[start INFORMATION SUPPLIED]
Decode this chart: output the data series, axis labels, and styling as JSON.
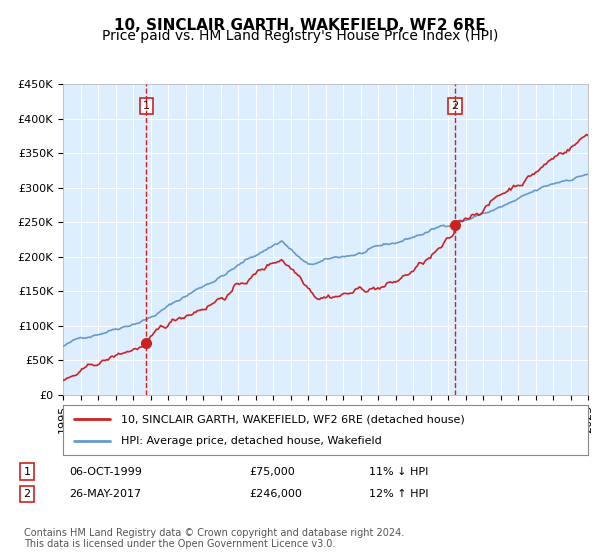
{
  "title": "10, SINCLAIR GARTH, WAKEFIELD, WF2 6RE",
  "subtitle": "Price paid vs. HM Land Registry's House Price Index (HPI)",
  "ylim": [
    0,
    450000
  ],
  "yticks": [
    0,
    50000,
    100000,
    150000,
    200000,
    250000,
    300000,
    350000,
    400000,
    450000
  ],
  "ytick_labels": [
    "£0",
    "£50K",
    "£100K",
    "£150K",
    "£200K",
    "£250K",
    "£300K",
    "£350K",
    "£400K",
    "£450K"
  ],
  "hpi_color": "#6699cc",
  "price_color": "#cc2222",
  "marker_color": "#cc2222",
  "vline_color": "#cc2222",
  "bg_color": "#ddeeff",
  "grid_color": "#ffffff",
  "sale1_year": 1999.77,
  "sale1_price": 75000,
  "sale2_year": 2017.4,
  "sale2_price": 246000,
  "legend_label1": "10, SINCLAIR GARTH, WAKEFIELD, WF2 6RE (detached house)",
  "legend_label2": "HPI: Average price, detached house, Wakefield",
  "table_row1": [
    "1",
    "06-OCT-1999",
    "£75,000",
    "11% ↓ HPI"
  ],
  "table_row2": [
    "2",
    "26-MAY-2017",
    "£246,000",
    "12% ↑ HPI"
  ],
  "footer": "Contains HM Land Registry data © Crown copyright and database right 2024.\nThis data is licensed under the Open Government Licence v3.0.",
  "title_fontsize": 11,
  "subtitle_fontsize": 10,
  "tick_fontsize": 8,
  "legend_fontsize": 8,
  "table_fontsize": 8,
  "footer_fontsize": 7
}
[end INFORMATION SUPPLIED]
- _EXERCISE TASK_:
From the listing above, copy out each line where the word "Land" appears.

- _FULL ANSWER_:
  "subtitle": "Price paid vs. HM Land Registry's House Price Index (HPI)",
  "footer": "Contains HM Land Registry data © Crown copyright and database right 2024.\nThis data is licensed under the Open Government Licence v3.0.",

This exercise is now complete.